● GIVEN RECORDS
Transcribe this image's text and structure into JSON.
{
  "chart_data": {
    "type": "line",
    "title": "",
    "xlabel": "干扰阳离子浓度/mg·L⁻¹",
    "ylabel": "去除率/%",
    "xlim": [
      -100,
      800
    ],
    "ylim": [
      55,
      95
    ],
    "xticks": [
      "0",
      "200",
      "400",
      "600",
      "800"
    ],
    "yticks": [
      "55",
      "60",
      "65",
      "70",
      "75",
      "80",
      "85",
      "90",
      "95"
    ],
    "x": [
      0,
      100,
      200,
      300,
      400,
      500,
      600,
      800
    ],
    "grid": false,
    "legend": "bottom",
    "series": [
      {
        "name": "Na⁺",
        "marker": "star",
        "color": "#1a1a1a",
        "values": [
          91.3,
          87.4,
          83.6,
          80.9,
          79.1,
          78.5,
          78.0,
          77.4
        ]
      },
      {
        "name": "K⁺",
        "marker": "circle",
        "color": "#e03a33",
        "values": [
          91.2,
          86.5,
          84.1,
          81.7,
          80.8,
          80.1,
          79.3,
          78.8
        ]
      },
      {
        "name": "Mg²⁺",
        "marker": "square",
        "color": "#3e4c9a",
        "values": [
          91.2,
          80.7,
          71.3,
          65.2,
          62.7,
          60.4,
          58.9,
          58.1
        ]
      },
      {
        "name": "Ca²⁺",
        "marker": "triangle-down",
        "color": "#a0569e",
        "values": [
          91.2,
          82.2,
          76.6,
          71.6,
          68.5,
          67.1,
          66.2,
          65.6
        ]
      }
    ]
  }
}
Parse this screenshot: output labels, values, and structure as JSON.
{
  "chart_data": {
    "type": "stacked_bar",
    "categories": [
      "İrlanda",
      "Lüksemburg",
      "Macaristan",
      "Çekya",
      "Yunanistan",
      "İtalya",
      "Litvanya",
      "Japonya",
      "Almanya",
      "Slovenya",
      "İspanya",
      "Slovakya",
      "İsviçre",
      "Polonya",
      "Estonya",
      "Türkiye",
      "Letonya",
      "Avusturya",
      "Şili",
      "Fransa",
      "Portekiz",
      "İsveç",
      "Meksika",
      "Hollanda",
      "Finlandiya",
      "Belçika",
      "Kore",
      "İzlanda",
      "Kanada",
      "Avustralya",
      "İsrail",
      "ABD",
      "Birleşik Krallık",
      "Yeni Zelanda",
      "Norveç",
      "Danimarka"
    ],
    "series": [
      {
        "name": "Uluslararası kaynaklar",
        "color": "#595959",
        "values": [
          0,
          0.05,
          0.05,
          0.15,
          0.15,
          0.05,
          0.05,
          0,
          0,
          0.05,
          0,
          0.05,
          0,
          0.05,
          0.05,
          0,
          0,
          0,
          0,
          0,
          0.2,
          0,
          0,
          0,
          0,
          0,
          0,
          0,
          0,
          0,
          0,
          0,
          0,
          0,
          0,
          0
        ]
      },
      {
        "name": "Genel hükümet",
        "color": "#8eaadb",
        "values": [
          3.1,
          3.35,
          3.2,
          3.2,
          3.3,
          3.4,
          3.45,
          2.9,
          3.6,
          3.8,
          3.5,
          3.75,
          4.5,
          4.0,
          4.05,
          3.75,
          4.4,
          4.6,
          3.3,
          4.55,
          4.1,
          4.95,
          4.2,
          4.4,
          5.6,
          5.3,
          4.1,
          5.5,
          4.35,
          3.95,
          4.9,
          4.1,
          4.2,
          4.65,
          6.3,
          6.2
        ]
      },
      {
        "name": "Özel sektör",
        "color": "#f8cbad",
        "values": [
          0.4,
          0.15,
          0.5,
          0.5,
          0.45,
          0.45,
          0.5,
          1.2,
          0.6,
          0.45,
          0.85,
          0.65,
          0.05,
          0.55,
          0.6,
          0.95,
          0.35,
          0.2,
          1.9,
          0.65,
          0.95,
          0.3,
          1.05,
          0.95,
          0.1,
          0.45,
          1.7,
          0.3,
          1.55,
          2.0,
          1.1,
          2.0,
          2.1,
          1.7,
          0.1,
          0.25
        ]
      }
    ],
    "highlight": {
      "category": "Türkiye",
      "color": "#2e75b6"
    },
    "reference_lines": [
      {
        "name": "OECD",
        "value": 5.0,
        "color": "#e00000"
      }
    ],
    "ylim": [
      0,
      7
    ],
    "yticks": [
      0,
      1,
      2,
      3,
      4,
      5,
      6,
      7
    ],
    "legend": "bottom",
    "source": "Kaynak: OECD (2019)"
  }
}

● DIRECTIVE
Pull out all lines from the entries above that include the word "color".

● TASK SOLUTION
        "color": "#1a1a1a",
        "color": "#e03a33",
        "color": "#3e4c9a",
        "color": "#a0569e",
        "color": "#595959",
        "color": "#8eaadb",
        "color": "#f8cbad",
      "color": "#2e75b6"
        "color": "#e00000"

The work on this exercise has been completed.